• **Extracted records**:
────────────────────
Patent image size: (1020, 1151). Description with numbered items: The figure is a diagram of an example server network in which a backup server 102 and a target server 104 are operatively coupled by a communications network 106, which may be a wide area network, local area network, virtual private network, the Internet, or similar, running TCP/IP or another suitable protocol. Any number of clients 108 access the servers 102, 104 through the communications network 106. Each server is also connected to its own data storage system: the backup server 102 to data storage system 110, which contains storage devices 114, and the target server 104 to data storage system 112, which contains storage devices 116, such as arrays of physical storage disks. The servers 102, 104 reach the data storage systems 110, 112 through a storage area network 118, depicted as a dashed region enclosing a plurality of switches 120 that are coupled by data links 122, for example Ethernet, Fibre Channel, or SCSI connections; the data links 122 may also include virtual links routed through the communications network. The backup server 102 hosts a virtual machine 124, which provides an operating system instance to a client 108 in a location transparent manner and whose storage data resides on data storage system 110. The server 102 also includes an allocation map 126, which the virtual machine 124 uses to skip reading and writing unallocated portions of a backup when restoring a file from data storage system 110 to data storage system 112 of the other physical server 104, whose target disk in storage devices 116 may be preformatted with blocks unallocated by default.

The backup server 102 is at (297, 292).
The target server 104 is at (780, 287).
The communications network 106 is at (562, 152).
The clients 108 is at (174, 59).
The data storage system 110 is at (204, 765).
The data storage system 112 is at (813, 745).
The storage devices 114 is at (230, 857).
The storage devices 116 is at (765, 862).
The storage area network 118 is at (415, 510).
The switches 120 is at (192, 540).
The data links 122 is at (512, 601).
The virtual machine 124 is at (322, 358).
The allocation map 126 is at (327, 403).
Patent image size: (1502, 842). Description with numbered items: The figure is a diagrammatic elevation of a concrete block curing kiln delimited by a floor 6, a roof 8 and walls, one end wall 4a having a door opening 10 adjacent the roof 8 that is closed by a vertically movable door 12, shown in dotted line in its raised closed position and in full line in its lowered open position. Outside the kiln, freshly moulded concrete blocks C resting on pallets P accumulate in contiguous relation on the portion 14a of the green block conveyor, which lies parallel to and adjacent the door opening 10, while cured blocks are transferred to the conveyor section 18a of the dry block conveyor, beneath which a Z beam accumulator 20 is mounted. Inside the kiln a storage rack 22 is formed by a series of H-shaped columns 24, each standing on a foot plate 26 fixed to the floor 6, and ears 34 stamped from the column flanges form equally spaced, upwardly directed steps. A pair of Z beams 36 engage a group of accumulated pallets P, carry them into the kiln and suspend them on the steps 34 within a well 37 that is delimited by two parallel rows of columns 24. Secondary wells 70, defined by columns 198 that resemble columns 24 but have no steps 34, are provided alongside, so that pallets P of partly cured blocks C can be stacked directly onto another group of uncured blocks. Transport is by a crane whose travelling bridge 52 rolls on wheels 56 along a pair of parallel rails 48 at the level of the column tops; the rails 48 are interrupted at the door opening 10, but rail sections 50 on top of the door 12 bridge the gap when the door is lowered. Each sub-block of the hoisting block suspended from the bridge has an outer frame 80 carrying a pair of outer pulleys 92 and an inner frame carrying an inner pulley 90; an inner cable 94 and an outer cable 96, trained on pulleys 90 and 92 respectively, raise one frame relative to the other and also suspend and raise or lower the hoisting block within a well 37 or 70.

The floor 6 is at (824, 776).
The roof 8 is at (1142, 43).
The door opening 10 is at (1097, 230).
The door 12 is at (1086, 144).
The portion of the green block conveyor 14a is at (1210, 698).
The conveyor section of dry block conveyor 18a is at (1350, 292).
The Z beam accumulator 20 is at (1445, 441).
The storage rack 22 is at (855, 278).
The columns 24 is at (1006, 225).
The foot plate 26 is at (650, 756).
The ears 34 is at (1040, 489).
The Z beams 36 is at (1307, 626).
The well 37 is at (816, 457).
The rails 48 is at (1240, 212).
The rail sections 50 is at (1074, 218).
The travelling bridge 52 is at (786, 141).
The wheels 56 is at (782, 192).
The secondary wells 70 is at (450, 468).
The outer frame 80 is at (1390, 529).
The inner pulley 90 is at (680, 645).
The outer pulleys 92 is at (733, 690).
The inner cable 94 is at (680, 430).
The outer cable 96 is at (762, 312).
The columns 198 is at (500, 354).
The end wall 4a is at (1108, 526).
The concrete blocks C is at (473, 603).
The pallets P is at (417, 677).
────────────────────
• **PROBLEM REQUIREMENTS**:
Output the lines of every item above without any changes.

• **SOLVED PROBLEM**:
Patent image size: (1020, 1151). Description with numbered items: The figure is a diagram of an example server network in which a backup server 102 and a target server 104 are operatively coupled by a communications network 106, which may be a wide area network, local area network, virtual private network, the Internet, or similar, running TCP/IP or another suitable protocol. Any number of clients 108 access the servers 102, 104 through the communications network 106. Each server is also connected to its own data storage system: the backup server 102 to data storage system 110, which contains storage devices 114, and the target server 104 to data storage system 112, which contains storage devices 116, such as arrays of physical storage disks. The servers 102, 104 reach the data storage systems 110, 112 through a storage area network 118, depicted as a dashed region enclosing a plurality of switches 120 that are coupled by data links 122, for example Ethernet, Fibre Channel, or SCSI connections; the data links 122 may also include virtual links routed through the communications network. The backup server 102 hosts a virtual machine 124, which provides an operating system instance to a client 108 in a location transparent manner and whose storage data resides on data storage system 110. The server 102 also includes an allocation map 126, which the virtual machine 124 uses to skip reading and writing unallocated portions of a backup when restoring a file from data storage system 110 to data storage system 112 of the other physical server 104, whose target disk in storage devices 116 may be preformatted with blocks unallocated by default.

The backup server 102 is at (297, 292).
The target server 104 is at (780, 287).
The communications network 106 is at (562, 152).
The clients 108 is at (174, 59).
The data storage system 110 is at (204, 765).
The data storage system 112 is at (813, 745).
The storage devices 114 is at (230, 857).
The storage devices 116 is at (765, 862).
The storage area network 118 is at (415, 510).
The switches 120 is at (192, 540).
The data links 122 is at (512, 601).
The virtual machine 124 is at (322, 358).
The allocation map 126 is at (327, 403).
Patent image size: (1502, 842). Description with numbered items: The figure is a diagrammatic elevation of a concrete block curing kiln delimited by a floor 6, a roof 8 and walls, one end wall 4a having a door opening 10 adjacent the roof 8 that is closed by a vertically movable door 12, shown in dotted line in its raised closed position and in full line in its lowered open position. Outside the kiln, freshly moulded concrete blocks C resting on pallets P accumulate in contiguous relation on the portion 14a of the green block conveyor, which lies parallel to and adjacent the door opening 10, while cured blocks are transferred to the conveyor section 18a of the dry block conveyor, beneath which a Z beam accumulator 20 is mounted. Inside the kiln a storage rack 22 is formed by a series of H-shaped columns 24, each standing on a foot plate 26 fixed to the floor 6, and ears 34 stamped from the column flanges form equally spaced, upwardly directed steps. A pair of Z beams 36 engage a group of accumulated pallets P, carry them into the kiln and suspend them on the steps 34 within a well 37 that is delimited by two parallel rows of columns 24. Secondary wells 70, defined by columns 198 that resemble columns 24 but have no steps 34, are provided alongside, so that pallets P of partly cured blocks C can be stacked directly onto another group of uncured blocks. Transport is by a crane whose travelling bridge 52 rolls on wheels 56 along a pair of parallel rails 48 at the level of the column tops; the rails 48 are interrupted at the door opening 10, but rail sections 50 on top of the door 12 bridge the gap when the door is lowered. Each sub-block of the hoisting block suspended from the bridge has an outer frame 80 carrying a pair of outer pulleys 92 and an inner frame carrying an inner pulley 90; an inner cable 94 and an outer cable 96, trained on pulleys 90 and 92 respectively, raise one frame relative to the other and also suspend and raise or lower the hoisting block within a well 37 or 70.

The floor 6 is at (824, 776).
The roof 8 is at (1142, 43).
The door opening 10 is at (1097, 230).
The door 12 is at (1086, 144).
The portion of the green block conveyor 14a is at (1210, 698).
The conveyor section of dry block conveyor 18a is at (1350, 292).
The Z beam accumulator 20 is at (1445, 441).
The storage rack 22 is at (855, 278).
The columns 24 is at (1006, 225).
The foot plate 26 is at (650, 756).
The ears 34 is at (1040, 489).
The Z beams 36 is at (1307, 626).
The well 37 is at (816, 457).
The rails 48 is at (1240, 212).
The rail sections 50 is at (1074, 218).
The travelling bridge 52 is at (786, 141).
The wheels 56 is at (782, 192).
The secondary wells 70 is at (450, 468).
The outer frame 80 is at (1390, 529).
The inner pulley 90 is at (680, 645).
The outer pulleys 92 is at (733, 690).
The inner cable 94 is at (680, 430).
The outer cable 96 is at (762, 312).
The columns 198 is at (500, 354).
The end wall 4a is at (1108, 526).
The concrete blocks C is at (473, 603).
The pallets P is at (417, 677).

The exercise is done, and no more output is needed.